Source data —
*** Block opens ***
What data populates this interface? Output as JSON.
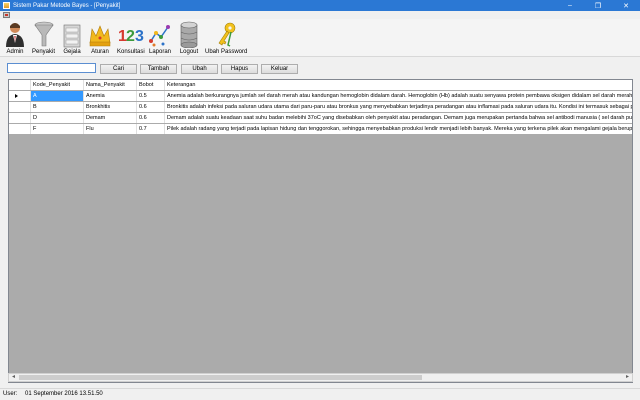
{
  "window": {
    "title": "Sistem Pakar Metode Bayes - [Penyakit]",
    "minimize": "–",
    "maximize": "❐",
    "close": "✕"
  },
  "toolbar": {
    "items": [
      {
        "label": "Admin",
        "icon": "admin-user-icon"
      },
      {
        "label": "Penyakit",
        "icon": "funnel-icon"
      },
      {
        "label": "Gejala",
        "icon": "cabinet-icon"
      },
      {
        "label": "Aturan",
        "icon": "crown-icon"
      },
      {
        "label": "Konsultasi",
        "icon": "numbers-123-icon"
      },
      {
        "label": "Laporan",
        "icon": "chart-icon"
      },
      {
        "label": "Logout",
        "icon": "database-icon"
      },
      {
        "label": "Ubah Password",
        "icon": "keys-icon"
      }
    ]
  },
  "search": {
    "value": "",
    "placeholder": ""
  },
  "buttons": {
    "cari": "Cari",
    "tambah": "Tambah",
    "ubah": "Ubah",
    "hapus": "Hapus",
    "keluar": "Keluar"
  },
  "table": {
    "columns": [
      "Kode_Penyakit",
      "Nama_Penyakit",
      "Bobot",
      "Keterangan"
    ],
    "rows": [
      [
        "A",
        "Anemia",
        "0.5",
        "Anemia adalah berkurangnya jumlah sel darah merah atau kandungan hemoglobin didalam darah. Hemoglobin (Hb) adalah suatu senyawa protein pembawa oksigen didalam sel darah merah. Sel darah"
      ],
      [
        "B",
        "Bronkhitis",
        "0.6",
        "Bronkitis adalah infeksi pada saluran udara utama dari paru-paru atau bronkus yang menyebabkan terjadinya peradangan atau inflamasi pada saluran udara itu. Kondisi ini termasuk sebagai penyakit"
      ],
      [
        "D",
        "Demam",
        "0.6",
        "Demam adalah suatu keadaan saat suhu badan melebihi 37oC yang disebabkan oleh penyakit atau peradangan. Demam juga merupakan pertanda bahwa sel antibodi manusia ( sel darah putih ) sedang"
      ],
      [
        "F",
        "Flu",
        "0.7",
        "Pilek adalah radang yang terjadi pada lapisan hidung dan tenggorokan, sehingga menyebabkan produksi lendir menjadi lebih banyak. Mereka yang terkena pilek akan mengalami gejala berupa nyeri"
      ]
    ],
    "selected_row": 0
  },
  "status": {
    "user_label": "User:",
    "datetime": "01 September 2016 13.51.50"
  }
}
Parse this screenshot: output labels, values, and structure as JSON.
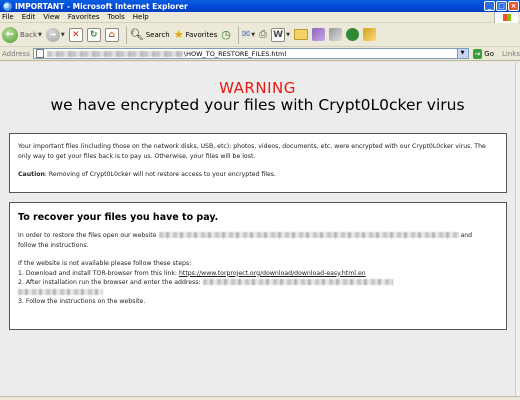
{
  "window": {
    "title": "IMPORTANT - Microsoft Internet Explorer",
    "controls": [
      "_",
      "□",
      "×"
    ]
  },
  "menu": [
    "File",
    "Edit",
    "View",
    "Favorites",
    "Tools",
    "Help"
  ],
  "toolbar": {
    "back_label": "Back",
    "search_label": "Search",
    "favorites_label": "Favorites"
  },
  "address": {
    "label": "Address",
    "url_suffix": "\\HOW_TO_RESTORE_FILES.html",
    "go_label": "Go",
    "links_label": "Links"
  },
  "page": {
    "warning": "WARNING",
    "headline": "we have encrypted your files with Crypt0L0cker virus",
    "notice_p1": "Your important files (including those on the network disks, USB, etc): photos, videos, documents, etc. were encrypted with our Crypt0L0cker virus. The only way to get your files back is to pay us. Otherwise, your files will be lost.",
    "caution_label": "Caution",
    "caution_text": ": Removing of Crypt0L0cker will not restore access to your encrypted files.",
    "recover_title": "To recover your files you have to pay.",
    "restore_pre": "In order to restore the files open our website",
    "restore_and": "and",
    "restore_post": "follow the instructions.",
    "if_unavailable": "If the website is not available please follow these steps:",
    "step1_pre": "1. Download and install TOR-browser from this link: ",
    "step1_link": "https://www.torproject.org/download/download-easy.html.en",
    "step2": "2. After installation run the browser and enter the address:",
    "step3": "3. Follow the instructions on the website."
  }
}
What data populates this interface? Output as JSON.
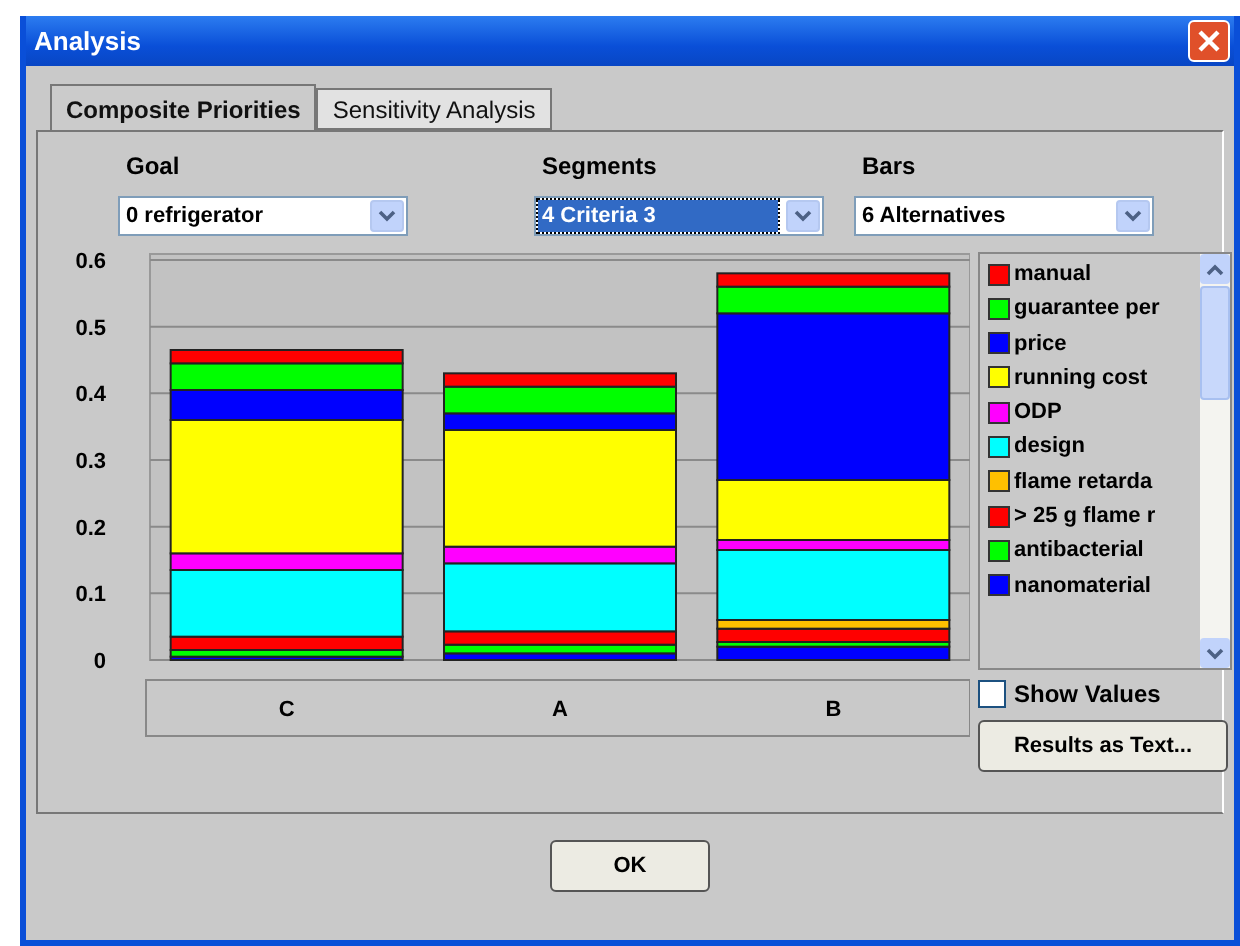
*** Block closes ***
Your task —
Go through the entries above and write them out again exactly, images left behind.

Output of the task —
What data populates this interface? Output as JSON.
{
  "window": {
    "title": "Sistem Pakar Metode Bayes - [Penyakit]",
    "minimize": "–",
    "maximize": "❐",
    "close": "✕"
  },
  "toolbar": {
    "items": [
      {
        "label": "Admin",
        "icon": "admin-user-icon"
      },
      {
        "label": "Penyakit",
        "icon": "funnel-icon"
      },
      {
        "label": "Gejala",
        "icon": "cabinet-icon"
      },
      {
        "label": "Aturan",
        "icon": "crown-icon"
      },
      {
        "label": "Konsultasi",
        "icon": "numbers-123-icon"
      },
      {
        "label": "Laporan",
        "icon": "chart-icon"
      },
      {
        "label": "Logout",
        "icon": "database-icon"
      },
      {
        "label": "Ubah Password",
        "icon": "keys-icon"
      }
    ]
  },
  "search": {
    "value": "",
    "placeholder": ""
  },
  "buttons": {
    "cari": "Cari",
    "tambah": "Tambah",
    "ubah": "Ubah",
    "hapus": "Hapus",
    "keluar": "Keluar"
  },
  "table": {
    "columns": [
      "Kode_Penyakit",
      "Nama_Penyakit",
      "Bobot",
      "Keterangan"
    ],
    "rows": [
      [
        "A",
        "Anemia",
        "0.5",
        "Anemia adalah berkurangnya jumlah sel darah merah atau kandungan hemoglobin didalam darah. Hemoglobin (Hb) adalah suatu senyawa protein pembawa oksigen didalam sel darah merah. Sel darah"
      ],
      [
        "B",
        "Bronkhitis",
        "0.6",
        "Bronkitis adalah infeksi pada saluran udara utama dari paru-paru atau bronkus yang menyebabkan terjadinya peradangan atau inflamasi pada saluran udara itu. Kondisi ini termasuk sebagai penyakit"
      ],
      [
        "D",
        "Demam",
        "0.6",
        "Demam adalah suatu keadaan saat suhu badan melebihi 37oC yang disebabkan oleh penyakit atau peradangan. Demam juga merupakan pertanda bahwa sel antibodi manusia ( sel darah putih ) sedang"
      ],
      [
        "F",
        "Flu",
        "0.7",
        "Pilek adalah radang yang terjadi pada lapisan hidung dan tenggorokan, sehingga menyebabkan produksi lendir menjadi lebih banyak. Mereka yang terkena pilek akan mengalami gejala berupa nyeri"
      ]
    ],
    "selected_row": 0
  },
  "status": {
    "user_label": "User:",
    "datetime": "01 September 2016 13.51.50"
  }
}
Parse this screenshot: output labels, values, and structure as JSON.
{
  "window": {
    "title": "IMPORTANT - Microsoft Internet Explorer",
    "controls": [
      "_",
      "□",
      "×"
    ]
  },
  "menu": [
    "File",
    "Edit",
    "View",
    "Favorites",
    "Tools",
    "Help"
  ],
  "toolbar": {
    "back_label": "Back",
    "search_label": "Search",
    "favorites_label": "Favorites"
  },
  "address": {
    "label": "Address",
    "url_suffix": "\\HOW_TO_RESTORE_FILES.html",
    "go_label": "Go",
    "links_label": "Links"
  },
  "page": {
    "warning": "WARNING",
    "headline": "we have encrypted your files with Crypt0L0cker virus",
    "notice_p1": "Your important files (including those on the network disks, USB, etc): photos, videos, documents, etc. were encrypted with our Crypt0L0cker virus. The only way to get your files back is to pay us. Otherwise, your files will be lost.",
    "caution_label": "Caution",
    "caution_text": ": Removing of Crypt0L0cker will not restore access to your encrypted files.",
    "recover_title": "To recover your files you have to pay.",
    "restore_pre": "In order to restore the files open our website",
    "restore_and": "and",
    "restore_post": "follow the instructions.",
    "if_unavailable": "If the website is not available please follow these steps:",
    "step1_pre": "1. Download and install TOR-browser from this link: ",
    "step1_link": "https://www.torproject.org/download/download-easy.html.en",
    "step2": "2. After installation run the browser and enter the address:",
    "step3": "3. Follow the instructions on the website."
  }
}
What data populates this interface? Output as JSON.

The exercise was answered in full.